[Entries taken from a collection]
========================================
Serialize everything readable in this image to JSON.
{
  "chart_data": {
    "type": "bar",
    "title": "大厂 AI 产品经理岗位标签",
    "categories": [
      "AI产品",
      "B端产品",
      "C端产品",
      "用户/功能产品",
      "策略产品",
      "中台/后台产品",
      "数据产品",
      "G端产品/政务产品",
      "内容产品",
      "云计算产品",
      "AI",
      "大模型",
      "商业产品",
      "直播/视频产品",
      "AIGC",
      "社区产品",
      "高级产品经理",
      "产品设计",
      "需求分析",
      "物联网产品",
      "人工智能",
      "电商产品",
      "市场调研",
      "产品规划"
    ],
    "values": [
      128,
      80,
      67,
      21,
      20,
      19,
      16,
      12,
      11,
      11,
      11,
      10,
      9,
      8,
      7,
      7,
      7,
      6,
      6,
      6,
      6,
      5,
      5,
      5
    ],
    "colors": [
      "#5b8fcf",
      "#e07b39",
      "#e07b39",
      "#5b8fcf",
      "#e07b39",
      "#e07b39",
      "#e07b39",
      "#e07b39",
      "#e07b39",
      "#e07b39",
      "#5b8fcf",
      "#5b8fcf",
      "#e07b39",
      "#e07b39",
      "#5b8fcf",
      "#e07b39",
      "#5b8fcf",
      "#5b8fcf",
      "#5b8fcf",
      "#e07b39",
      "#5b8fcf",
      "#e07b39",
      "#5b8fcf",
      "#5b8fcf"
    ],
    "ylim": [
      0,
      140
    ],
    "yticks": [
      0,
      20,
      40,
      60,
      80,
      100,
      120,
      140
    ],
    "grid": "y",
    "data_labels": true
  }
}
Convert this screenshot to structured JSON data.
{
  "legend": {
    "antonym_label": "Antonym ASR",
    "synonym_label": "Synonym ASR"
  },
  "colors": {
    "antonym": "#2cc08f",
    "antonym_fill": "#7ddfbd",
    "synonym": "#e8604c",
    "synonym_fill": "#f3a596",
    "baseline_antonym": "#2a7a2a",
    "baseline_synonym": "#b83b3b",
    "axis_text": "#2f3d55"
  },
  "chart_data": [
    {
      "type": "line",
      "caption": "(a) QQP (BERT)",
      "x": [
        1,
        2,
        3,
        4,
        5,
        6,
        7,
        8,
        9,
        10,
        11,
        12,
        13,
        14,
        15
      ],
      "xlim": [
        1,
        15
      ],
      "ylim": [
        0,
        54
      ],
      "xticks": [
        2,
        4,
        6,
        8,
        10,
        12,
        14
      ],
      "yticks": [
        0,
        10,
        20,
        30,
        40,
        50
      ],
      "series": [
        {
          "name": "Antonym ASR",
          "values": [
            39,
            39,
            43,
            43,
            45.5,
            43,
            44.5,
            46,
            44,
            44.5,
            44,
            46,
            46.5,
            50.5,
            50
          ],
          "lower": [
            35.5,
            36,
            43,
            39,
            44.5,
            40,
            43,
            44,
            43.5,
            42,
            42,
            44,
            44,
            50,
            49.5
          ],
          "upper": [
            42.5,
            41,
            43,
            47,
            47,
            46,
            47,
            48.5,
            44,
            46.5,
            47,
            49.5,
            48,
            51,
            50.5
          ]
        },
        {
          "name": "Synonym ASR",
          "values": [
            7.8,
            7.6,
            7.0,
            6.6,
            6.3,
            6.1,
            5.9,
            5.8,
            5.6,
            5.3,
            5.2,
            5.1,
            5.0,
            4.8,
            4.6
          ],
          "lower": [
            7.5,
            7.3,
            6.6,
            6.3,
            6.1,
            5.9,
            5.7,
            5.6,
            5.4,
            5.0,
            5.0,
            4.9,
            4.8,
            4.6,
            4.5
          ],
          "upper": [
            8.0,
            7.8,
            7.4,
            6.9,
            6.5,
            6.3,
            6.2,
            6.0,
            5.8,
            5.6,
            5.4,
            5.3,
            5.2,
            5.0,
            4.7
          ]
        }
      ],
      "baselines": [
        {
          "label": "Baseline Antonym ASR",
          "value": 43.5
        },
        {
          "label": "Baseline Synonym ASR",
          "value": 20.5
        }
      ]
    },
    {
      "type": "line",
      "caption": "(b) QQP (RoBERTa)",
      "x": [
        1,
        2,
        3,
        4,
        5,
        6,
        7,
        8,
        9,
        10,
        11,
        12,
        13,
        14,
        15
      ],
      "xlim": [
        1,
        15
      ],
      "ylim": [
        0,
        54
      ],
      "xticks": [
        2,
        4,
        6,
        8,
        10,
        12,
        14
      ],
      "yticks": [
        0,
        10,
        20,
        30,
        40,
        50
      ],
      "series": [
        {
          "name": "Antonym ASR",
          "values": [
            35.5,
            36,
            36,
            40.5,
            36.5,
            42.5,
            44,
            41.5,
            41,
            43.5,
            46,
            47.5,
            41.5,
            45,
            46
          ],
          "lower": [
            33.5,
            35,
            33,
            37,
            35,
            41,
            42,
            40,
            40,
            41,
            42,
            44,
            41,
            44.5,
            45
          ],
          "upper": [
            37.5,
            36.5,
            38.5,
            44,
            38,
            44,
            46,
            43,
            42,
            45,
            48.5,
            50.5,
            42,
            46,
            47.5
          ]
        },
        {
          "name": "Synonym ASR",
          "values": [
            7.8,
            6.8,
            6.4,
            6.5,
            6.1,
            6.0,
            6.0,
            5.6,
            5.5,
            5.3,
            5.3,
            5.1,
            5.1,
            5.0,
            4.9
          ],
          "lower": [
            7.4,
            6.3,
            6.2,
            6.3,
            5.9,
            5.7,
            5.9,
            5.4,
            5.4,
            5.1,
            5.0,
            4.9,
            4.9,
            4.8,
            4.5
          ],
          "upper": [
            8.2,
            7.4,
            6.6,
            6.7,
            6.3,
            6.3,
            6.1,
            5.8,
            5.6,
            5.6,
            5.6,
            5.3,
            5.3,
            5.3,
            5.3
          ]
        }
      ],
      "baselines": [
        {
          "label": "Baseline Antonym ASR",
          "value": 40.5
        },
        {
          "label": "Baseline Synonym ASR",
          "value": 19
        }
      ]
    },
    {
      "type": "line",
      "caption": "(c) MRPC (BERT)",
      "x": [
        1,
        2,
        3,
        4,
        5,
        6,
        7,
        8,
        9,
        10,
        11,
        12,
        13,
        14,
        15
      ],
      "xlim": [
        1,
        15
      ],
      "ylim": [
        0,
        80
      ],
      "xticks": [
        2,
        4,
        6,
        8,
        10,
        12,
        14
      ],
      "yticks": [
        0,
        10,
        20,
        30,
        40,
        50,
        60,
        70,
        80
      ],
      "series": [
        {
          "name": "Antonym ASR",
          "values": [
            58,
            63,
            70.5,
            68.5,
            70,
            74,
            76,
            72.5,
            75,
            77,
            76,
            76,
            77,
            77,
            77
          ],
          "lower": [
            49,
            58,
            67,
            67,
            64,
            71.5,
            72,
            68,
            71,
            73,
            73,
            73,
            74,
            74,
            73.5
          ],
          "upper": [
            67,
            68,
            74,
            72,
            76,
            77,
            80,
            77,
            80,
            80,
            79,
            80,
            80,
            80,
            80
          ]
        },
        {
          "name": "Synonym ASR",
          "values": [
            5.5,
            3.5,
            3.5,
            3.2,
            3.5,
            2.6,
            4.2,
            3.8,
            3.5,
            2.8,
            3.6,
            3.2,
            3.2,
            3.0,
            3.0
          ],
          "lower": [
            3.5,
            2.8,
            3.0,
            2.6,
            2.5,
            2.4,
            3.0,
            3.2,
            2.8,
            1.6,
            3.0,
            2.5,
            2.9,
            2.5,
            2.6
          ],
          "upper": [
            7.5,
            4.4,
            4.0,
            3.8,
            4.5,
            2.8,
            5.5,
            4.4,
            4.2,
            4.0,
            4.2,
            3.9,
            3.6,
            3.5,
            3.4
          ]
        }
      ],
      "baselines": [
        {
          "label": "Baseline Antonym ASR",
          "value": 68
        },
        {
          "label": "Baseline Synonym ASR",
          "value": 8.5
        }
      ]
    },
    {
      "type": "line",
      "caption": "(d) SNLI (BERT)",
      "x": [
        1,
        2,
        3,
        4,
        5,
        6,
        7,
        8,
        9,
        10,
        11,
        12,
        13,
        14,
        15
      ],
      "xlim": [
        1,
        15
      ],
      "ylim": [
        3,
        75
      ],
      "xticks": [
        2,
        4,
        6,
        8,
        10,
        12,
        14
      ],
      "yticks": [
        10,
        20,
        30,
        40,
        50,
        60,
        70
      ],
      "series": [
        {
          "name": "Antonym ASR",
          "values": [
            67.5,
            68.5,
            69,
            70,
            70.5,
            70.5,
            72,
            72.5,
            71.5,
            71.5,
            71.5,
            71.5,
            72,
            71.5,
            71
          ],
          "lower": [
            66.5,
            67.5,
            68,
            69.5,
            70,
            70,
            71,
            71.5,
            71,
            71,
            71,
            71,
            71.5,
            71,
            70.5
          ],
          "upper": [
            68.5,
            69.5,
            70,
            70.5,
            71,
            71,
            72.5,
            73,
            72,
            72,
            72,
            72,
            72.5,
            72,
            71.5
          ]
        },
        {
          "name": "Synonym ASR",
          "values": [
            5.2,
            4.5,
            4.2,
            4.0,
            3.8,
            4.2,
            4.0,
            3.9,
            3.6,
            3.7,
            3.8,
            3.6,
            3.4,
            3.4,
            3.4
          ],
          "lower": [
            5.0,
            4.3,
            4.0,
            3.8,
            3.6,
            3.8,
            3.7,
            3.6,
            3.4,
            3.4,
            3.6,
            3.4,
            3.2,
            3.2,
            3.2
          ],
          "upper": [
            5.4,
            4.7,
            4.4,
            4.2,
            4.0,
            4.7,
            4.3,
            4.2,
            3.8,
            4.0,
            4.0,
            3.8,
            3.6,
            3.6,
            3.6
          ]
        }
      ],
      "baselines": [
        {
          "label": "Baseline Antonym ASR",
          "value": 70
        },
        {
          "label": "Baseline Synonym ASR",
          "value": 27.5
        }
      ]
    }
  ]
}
========================================
OBJECTIVE – Scan the material above for the string "JSON" and return the lines that hold it.

EXERCISE RESPONSE –
Serialize everything readable in this image to JSON.
Convert this screenshot to structured JSON data.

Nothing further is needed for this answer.